# START OF Exercise inputs

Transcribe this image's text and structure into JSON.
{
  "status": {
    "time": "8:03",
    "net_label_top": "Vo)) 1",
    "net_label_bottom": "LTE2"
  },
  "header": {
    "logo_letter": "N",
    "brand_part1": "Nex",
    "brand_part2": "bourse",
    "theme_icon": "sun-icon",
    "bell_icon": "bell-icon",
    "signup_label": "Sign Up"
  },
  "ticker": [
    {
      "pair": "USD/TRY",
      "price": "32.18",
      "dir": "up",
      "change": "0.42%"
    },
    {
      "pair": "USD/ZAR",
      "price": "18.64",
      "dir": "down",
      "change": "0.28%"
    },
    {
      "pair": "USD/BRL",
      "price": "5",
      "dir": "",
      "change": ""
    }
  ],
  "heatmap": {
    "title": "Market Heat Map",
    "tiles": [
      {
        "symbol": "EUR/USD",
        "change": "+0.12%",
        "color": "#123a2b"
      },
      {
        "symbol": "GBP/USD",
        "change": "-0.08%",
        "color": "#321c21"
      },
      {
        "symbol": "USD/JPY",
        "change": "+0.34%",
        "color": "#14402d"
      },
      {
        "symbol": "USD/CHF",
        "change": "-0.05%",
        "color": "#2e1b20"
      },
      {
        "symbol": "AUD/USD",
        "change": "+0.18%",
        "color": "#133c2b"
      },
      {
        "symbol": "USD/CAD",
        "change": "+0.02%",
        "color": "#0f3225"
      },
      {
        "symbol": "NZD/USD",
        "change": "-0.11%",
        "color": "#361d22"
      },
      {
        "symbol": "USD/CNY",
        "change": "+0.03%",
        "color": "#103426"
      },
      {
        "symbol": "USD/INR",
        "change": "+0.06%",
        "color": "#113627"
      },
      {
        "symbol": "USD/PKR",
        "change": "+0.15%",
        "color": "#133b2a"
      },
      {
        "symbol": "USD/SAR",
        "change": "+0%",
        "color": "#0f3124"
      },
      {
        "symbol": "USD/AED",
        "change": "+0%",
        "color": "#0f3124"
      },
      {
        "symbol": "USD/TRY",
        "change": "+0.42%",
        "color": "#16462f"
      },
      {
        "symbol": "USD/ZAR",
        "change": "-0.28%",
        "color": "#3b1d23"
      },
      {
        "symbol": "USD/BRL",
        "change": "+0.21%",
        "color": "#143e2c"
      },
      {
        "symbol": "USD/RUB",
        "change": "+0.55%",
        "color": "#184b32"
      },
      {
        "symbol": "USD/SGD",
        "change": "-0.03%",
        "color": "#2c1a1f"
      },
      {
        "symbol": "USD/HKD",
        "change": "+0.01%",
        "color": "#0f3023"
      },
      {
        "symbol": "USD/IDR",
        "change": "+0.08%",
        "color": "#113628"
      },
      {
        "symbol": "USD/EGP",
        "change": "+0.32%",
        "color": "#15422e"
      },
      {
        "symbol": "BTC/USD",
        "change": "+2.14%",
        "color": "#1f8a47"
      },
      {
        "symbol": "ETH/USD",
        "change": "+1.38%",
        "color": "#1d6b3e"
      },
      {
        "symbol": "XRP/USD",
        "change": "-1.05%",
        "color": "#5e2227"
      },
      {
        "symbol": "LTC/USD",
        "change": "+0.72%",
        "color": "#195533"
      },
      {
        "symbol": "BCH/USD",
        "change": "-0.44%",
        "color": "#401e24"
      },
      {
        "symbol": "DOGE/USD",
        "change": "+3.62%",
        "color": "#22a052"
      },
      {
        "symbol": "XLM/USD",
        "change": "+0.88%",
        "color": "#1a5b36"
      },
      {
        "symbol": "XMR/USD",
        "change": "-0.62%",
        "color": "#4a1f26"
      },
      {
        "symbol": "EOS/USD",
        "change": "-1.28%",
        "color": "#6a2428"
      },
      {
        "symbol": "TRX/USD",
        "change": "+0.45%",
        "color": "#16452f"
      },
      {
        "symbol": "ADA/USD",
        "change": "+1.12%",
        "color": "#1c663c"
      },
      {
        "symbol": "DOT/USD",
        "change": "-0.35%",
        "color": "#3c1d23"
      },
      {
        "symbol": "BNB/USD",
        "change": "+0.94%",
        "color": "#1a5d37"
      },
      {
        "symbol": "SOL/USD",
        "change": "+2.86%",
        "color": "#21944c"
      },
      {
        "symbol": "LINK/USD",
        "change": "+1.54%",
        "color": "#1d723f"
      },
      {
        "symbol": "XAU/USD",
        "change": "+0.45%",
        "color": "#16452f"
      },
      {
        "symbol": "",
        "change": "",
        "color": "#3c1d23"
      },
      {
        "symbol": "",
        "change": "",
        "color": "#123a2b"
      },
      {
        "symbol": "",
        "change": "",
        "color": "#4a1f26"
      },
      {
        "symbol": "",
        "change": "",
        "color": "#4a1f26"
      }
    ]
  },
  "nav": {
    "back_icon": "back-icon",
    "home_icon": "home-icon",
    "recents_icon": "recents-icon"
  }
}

# END OF Exercise inputs
# START OF Exercise inputs

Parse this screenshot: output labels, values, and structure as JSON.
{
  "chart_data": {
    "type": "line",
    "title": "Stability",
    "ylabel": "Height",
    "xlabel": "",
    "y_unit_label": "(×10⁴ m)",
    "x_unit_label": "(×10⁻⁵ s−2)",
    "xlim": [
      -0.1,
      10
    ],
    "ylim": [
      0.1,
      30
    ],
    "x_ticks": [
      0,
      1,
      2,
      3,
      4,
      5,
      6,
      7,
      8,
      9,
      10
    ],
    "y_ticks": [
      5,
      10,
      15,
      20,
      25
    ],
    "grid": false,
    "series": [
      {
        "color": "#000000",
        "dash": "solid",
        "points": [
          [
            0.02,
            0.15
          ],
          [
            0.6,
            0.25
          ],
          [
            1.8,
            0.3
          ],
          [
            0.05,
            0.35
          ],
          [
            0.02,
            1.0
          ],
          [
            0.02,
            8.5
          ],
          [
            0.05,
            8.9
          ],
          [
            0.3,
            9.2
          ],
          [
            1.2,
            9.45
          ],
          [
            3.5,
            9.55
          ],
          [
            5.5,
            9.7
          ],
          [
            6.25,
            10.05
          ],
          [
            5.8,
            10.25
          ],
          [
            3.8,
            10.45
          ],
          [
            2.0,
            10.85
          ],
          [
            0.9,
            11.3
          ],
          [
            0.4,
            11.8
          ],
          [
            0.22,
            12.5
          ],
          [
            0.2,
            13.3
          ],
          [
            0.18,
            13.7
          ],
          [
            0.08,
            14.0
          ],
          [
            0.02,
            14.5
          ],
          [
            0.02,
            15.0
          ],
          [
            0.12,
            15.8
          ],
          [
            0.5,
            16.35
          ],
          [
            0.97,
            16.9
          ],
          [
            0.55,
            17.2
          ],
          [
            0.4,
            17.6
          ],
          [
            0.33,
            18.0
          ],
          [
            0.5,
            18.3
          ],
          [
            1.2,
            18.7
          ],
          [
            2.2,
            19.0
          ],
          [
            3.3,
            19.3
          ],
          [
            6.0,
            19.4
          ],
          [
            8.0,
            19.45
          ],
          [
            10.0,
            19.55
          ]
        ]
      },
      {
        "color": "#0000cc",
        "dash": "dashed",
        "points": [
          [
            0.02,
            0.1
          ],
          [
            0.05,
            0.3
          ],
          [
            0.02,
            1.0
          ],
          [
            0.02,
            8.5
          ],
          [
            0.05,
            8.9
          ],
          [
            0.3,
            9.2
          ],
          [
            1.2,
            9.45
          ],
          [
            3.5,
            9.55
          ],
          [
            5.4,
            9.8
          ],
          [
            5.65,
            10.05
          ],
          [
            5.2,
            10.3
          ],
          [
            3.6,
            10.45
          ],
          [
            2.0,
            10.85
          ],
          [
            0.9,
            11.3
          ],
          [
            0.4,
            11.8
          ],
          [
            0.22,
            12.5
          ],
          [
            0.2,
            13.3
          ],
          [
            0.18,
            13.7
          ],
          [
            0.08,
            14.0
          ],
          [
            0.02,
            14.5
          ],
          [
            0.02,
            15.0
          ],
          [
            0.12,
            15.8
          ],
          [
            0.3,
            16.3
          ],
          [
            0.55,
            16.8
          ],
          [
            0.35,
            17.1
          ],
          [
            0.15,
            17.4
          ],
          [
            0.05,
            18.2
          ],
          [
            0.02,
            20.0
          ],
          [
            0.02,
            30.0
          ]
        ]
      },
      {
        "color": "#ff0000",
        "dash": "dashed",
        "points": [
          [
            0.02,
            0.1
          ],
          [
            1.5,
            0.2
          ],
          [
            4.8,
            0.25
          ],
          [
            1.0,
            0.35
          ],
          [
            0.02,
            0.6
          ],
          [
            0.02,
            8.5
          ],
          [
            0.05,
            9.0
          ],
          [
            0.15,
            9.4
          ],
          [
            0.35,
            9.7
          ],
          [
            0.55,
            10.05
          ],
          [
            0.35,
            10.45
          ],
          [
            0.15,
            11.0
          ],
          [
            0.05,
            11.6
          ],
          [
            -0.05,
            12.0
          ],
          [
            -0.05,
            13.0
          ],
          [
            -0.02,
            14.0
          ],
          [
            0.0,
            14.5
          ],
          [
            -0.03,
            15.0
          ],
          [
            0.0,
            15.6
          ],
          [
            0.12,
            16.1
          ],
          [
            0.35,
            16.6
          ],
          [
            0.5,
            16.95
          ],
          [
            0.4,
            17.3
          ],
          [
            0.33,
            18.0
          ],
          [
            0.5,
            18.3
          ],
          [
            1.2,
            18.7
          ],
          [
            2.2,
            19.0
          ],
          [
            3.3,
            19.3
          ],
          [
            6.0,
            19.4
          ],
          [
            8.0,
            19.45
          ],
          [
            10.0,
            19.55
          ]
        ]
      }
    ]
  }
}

# END OF Exercise inputs
# START OF Exercise inputs

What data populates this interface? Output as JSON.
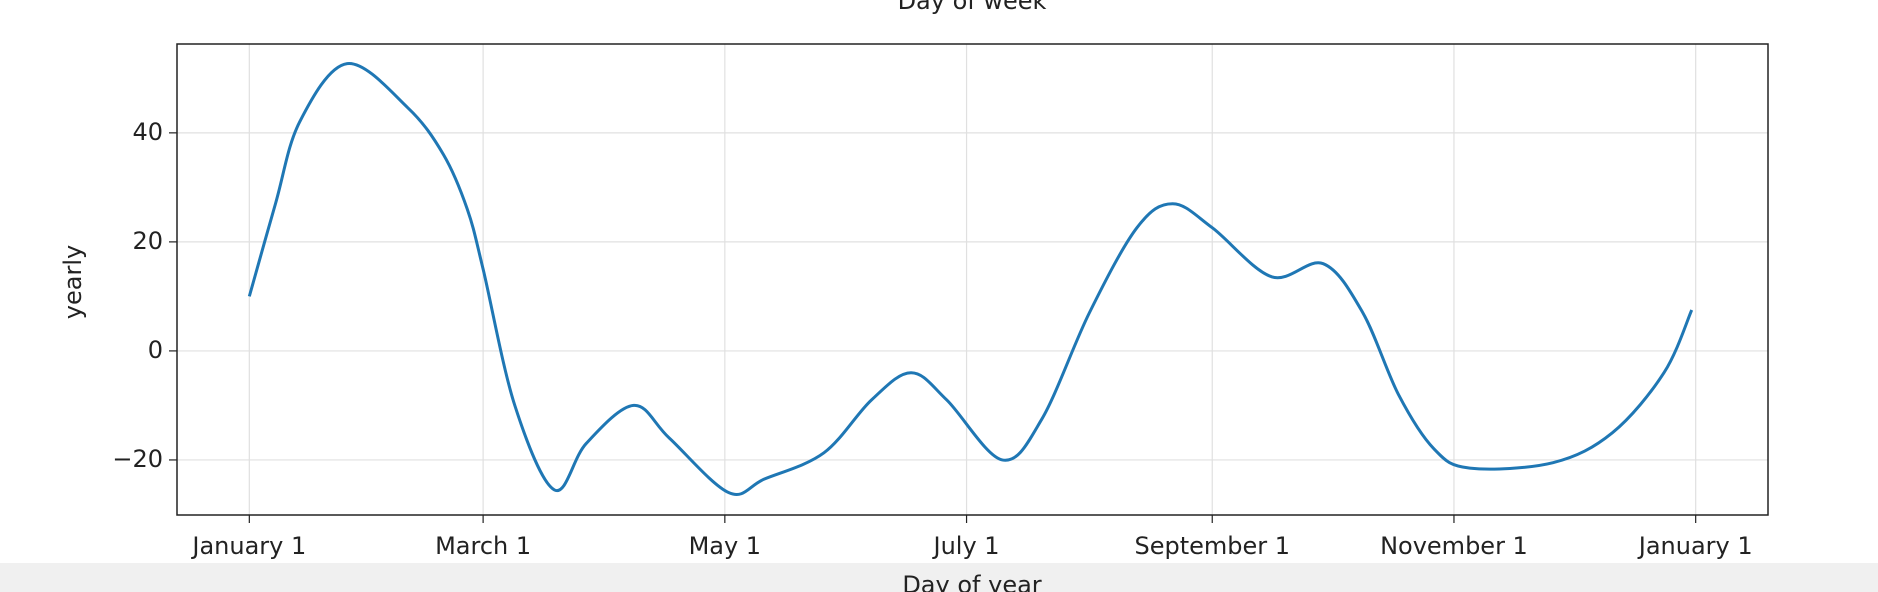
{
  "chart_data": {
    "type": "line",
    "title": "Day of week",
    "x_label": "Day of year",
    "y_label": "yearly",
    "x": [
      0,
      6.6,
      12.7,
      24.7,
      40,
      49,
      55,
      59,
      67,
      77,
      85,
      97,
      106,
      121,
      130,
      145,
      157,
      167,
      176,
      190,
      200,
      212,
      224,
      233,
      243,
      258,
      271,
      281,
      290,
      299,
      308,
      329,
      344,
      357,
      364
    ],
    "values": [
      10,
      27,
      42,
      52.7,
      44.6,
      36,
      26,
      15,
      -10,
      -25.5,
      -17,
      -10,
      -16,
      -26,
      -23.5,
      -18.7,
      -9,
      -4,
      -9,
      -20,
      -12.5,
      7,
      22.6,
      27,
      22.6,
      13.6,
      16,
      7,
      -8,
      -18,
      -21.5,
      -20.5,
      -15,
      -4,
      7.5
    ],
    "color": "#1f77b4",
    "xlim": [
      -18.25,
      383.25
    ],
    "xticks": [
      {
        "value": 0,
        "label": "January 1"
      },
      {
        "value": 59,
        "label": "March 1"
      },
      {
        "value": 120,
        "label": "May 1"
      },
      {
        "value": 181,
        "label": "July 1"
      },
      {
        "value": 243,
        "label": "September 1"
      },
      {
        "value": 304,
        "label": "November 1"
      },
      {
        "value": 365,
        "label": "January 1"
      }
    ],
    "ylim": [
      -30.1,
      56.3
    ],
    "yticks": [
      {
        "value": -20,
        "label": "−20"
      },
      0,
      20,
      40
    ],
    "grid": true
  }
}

# END OF Exercise inputs

Instructions to follow:
Select from the material above each line in which the string "this" appears, and list those lines.

Solution to the problem:
Transcribe this image's text and structure into JSON.
Parse this screenshot: output labels, values, and structure as JSON.
What data populates this interface? Output as JSON.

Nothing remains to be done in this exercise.